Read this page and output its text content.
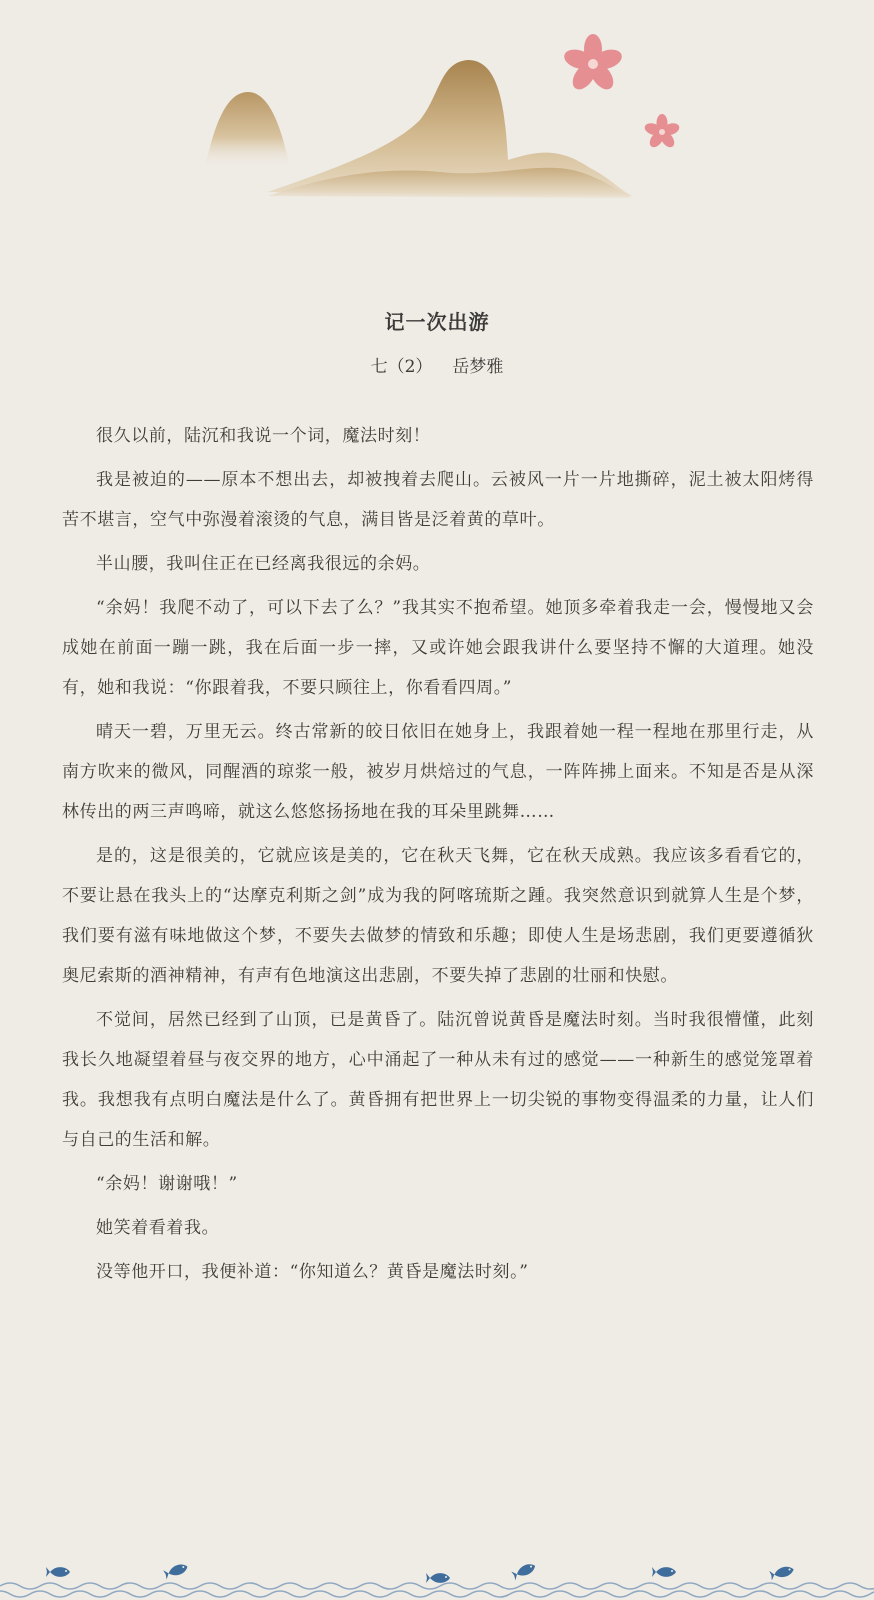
记一次出游
七（2） 岳梦雅

很久以前，陆沉和我说一个词，魔法时刻！

我是被迫的——原本不想出去，却被拽着去爬山。云被风一片一片地撕碎，泥土被太阳烤得苦不堪言，空气中弥漫着滚烫的气息，满目皆是泛着黄的草叶。

半山腰，我叫住正在已经离我很远的余妈。

“余妈！我爬不动了，可以下去了么？”我其实不抱希望。她顶多牵着我走一会，慢慢地又会成她在前面一蹦一跳，我在后面一步一摔，又或许她会跟我讲什么要坚持不懈的大道理。她没有，她和我说：“你跟着我，不要只顾往上，你看看四周。”

晴天一碧，万里无云。终古常新的皎日依旧在她身上，我跟着她一程一程地在那里行走，从南方吹来的微风，同醒酒的琼浆一般，被岁月烘焙过的气息，一阵阵拂上面来。不知是否是从深林传出的两三声鸣啼，就这么悠悠扬扬地在我的耳朵里跳舞……

是的，这是很美的，它就应该是美的，它在秋天飞舞，它在秋天成熟。我应该多看看它的，不要让悬在我头上的“达摩克利斯之剑”成为我的阿喀琉斯之踵。我突然意识到就算人生是个梦，我们要有滋有味地做这个梦，不要失去做梦的情致和乐趣；即使人生是场悲剧，我们更要遵循狄奥尼索斯的酒神精神，有声有色地演这出悲剧，不要失掉了悲剧的壮丽和快慰。

不觉间，居然已经到了山顶，已是黄昏了。陆沉曾说黄昏是魔法时刻。当时我很懵懂，此刻我长久地凝望着昼与夜交界的地方，心中涌起了一种从未有过的感觉——一种新生的感觉笼罩着我。我想我有点明白魔法是什么了。黄昏拥有把世界上一切尖锐的事物变得温柔的力量，让人们与自己的生活和解。

“余妈！谢谢哦！”

她笑着看着我。

没等他开口，我便补道：“你知道么？黄昏是魔法时刻。”
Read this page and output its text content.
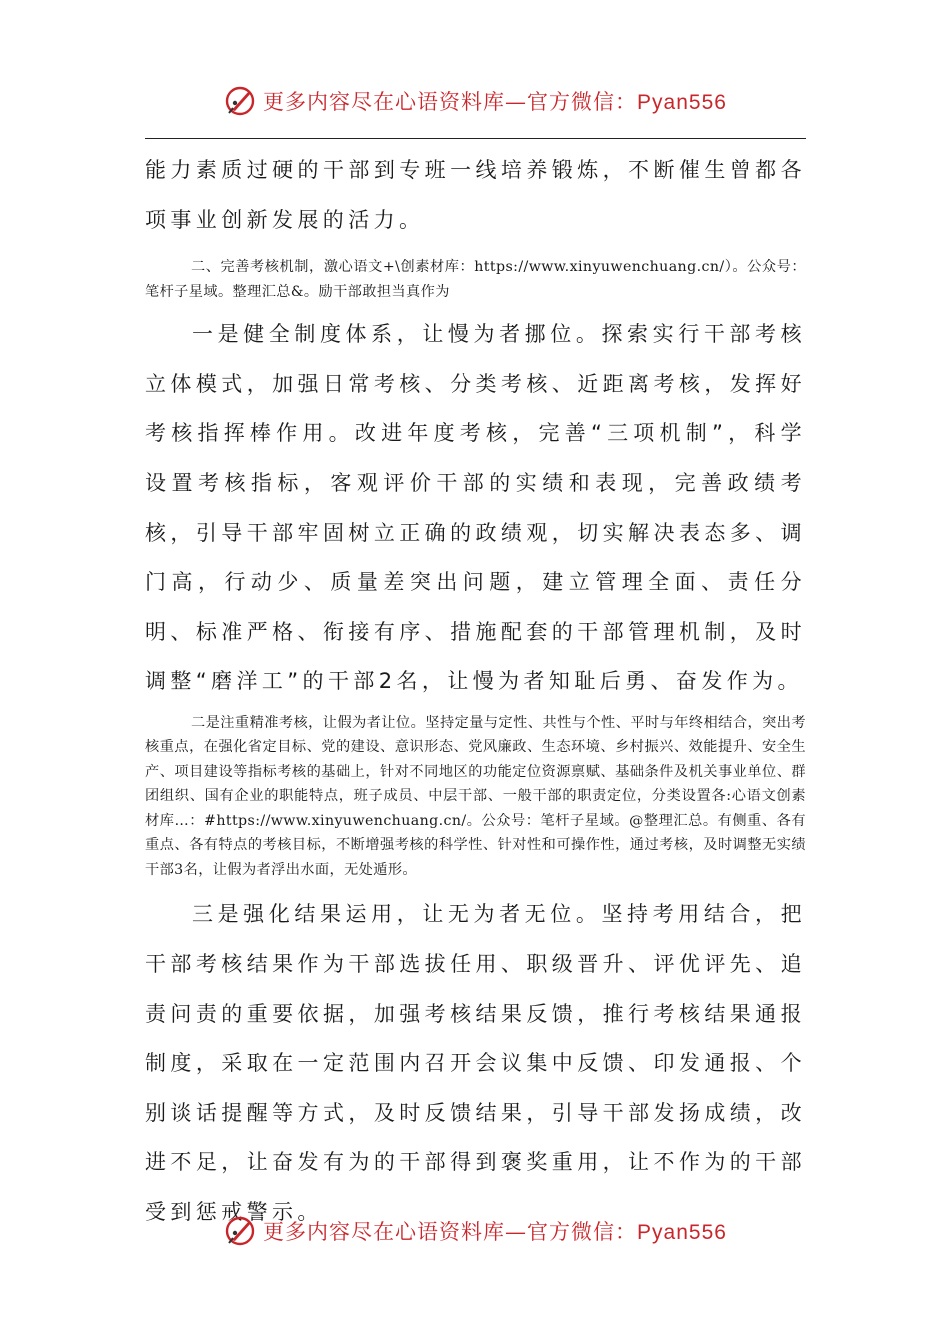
更多内容尽在心语资料库—官方微信：Pyan556

能力素质过硬的干部到专班一线培养锻炼，不断催生曾都各项事业创新发展的活力。

二、完善考核机制，激心语文+\创素材库：https://www.xinyuwenchuang.cn/）。公众号：笔杆子星域。整理汇总&。励干部敢担当真作为

一是健全制度体系，让慢为者挪位。探索实行干部考核立体模式，加强日常考核、分类考核、近距离考核，发挥好考核指挥棒作用。改进年度考核，完善“三项机制”，科学设置考核指标，客观评价干部的实绩和表现，完善政绩考核，引导干部牢固树立正确的政绩观，切实解决表态多、调门高，行动少、质量差突出问题，建立管理全面、责任分明、标准严格、衔接有序、措施配套的干部管理机制，及时调整“磨洋工”的干部2名，让慢为者知耻后勇、奋发作为。

二是注重精准考核，让假为者让位。坚持定量与定性、共性与个性、平时与年终相结合，突出考核重点，在强化省定目标、党的建设、意识形态、党风廉政、生态环境、乡村振兴、效能提升、安全生产、项目建设等指标考核的基础上，针对不同地区的功能定位资源禀赋、基础条件及机关事业单位、群团组织、国有企业的职能特点，班子成员、中层干部、一般干部的职责定位，分类设置各:心语文创素材库…：#https://www.xinyuwenchuang.cn/。公众号：笔杆子星域。@整理汇总。有侧重、各有重点、各有特点的考核目标，不断增强考核的科学性、针对性和可操作性，通过考核，及时调整无实绩干部3名，让假为者浮出水面，无处遁形。

三是强化结果运用，让无为者无位。坚持考用结合，把干部考核结果作为干部选拔任用、职级晋升、评优评先、追责问责的重要依据，加强考核结果反馈，推行考核结果通报制度，采取在一定范围内召开会议集中反馈、印发通报、个别谈话提醒等方式，及时反馈结果，引导干部发扬成绩，改进不足，让奋发有为的干部得到褒奖重用，让不作为的干部受到惩戒警示。

更多内容尽在心语资料库—官方微信：Pyan556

::::::::

**WHAT THE TASK REQUIRES:** Drop the images and repeat the data exactly.

**FULL ANSWER:**
Read this page and output its text content.
记一次出游
七（2） 岳梦雅

很久以前，陆沉和我说一个词，魔法时刻！

我是被迫的——原本不想出去，却被拽着去爬山。云被风一片一片地撕碎，泥土被太阳烤得苦不堪言，空气中弥漫着滚烫的气息，满目皆是泛着黄的草叶。

半山腰，我叫住正在已经离我很远的余妈。

“余妈！我爬不动了，可以下去了么？”我其实不抱希望。她顶多牵着我走一会，慢慢地又会成她在前面一蹦一跳，我在后面一步一摔，又或许她会跟我讲什么要坚持不懈的大道理。她没有，她和我说：“你跟着我，不要只顾往上，你看看四周。”

晴天一碧，万里无云。终古常新的皎日依旧在她身上，我跟着她一程一程地在那里行走，从南方吹来的微风，同醒酒的琼浆一般，被岁月烘焙过的气息，一阵阵拂上面来。不知是否是从深林传出的两三声鸣啼，就这么悠悠扬扬地在我的耳朵里跳舞……

是的，这是很美的，它就应该是美的，它在秋天飞舞，它在秋天成熟。我应该多看看它的，不要让悬在我头上的“达摩克利斯之剑”成为我的阿喀琉斯之踵。我突然意识到就算人生是个梦，我们要有滋有味地做这个梦，不要失去做梦的情致和乐趣；即使人生是场悲剧，我们更要遵循狄奥尼索斯的酒神精神，有声有色地演这出悲剧，不要失掉了悲剧的壮丽和快慰。

不觉间，居然已经到了山顶，已是黄昏了。陆沉曾说黄昏是魔法时刻。当时我很懵懂，此刻我长久地凝望着昼与夜交界的地方，心中涌起了一种从未有过的感觉——一种新生的感觉笼罩着我。我想我有点明白魔法是什么了。黄昏拥有把世界上一切尖锐的事物变得温柔的力量，让人们与自己的生活和解。

“余妈！谢谢哦！”

她笑着看着我。

没等他开口，我便补道：“你知道么？黄昏是魔法时刻。”
Read this page and output its text content.
更多内容尽在心语资料库—官方微信：Pyan556

能力素质过硬的干部到专班一线培养锻炼，不断催生曾都各项事业创新发展的活力。

二、完善考核机制，激心语文+\创素材库：https://www.xinyuwenchuang.cn/）。公众号：笔杆子星域。整理汇总&。励干部敢担当真作为

一是健全制度体系，让慢为者挪位。探索实行干部考核立体模式，加强日常考核、分类考核、近距离考核，发挥好考核指挥棒作用。改进年度考核，完善“三项机制”，科学设置考核指标，客观评价干部的实绩和表现，完善政绩考核，引导干部牢固树立正确的政绩观，切实解决表态多、调门高，行动少、质量差突出问题，建立管理全面、责任分明、标准严格、衔接有序、措施配套的干部管理机制，及时调整“磨洋工”的干部2名，让慢为者知耻后勇、奋发作为。

二是注重精准考核，让假为者让位。坚持定量与定性、共性与个性、平时与年终相结合，突出考核重点，在强化省定目标、党的建设、意识形态、党风廉政、生态环境、乡村振兴、效能提升、安全生产、项目建设等指标考核的基础上，针对不同地区的功能定位资源禀赋、基础条件及机关事业单位、群团组织、国有企业的职能特点，班子成员、中层干部、一般干部的职责定位，分类设置各:心语文创素材库…：#https://www.xinyuwenchuang.cn/。公众号：笔杆子星域。@整理汇总。有侧重、各有重点、各有特点的考核目标，不断增强考核的科学性、针对性和可操作性，通过考核，及时调整无实绩干部3名，让假为者浮出水面，无处遁形。

三是强化结果运用，让无为者无位。坚持考用结合，把干部考核结果作为干部选拔任用、职级晋升、评优评先、追责问责的重要依据，加强考核结果反馈，推行考核结果通报制度，采取在一定范围内召开会议集中反馈、印发通报、个别谈话提醒等方式，及时反馈结果，引导干部发扬成绩，改进不足，让奋发有为的干部得到褒奖重用，让不作为的干部受到惩戒警示。

更多内容尽在心语资料库—官方微信：Pyan556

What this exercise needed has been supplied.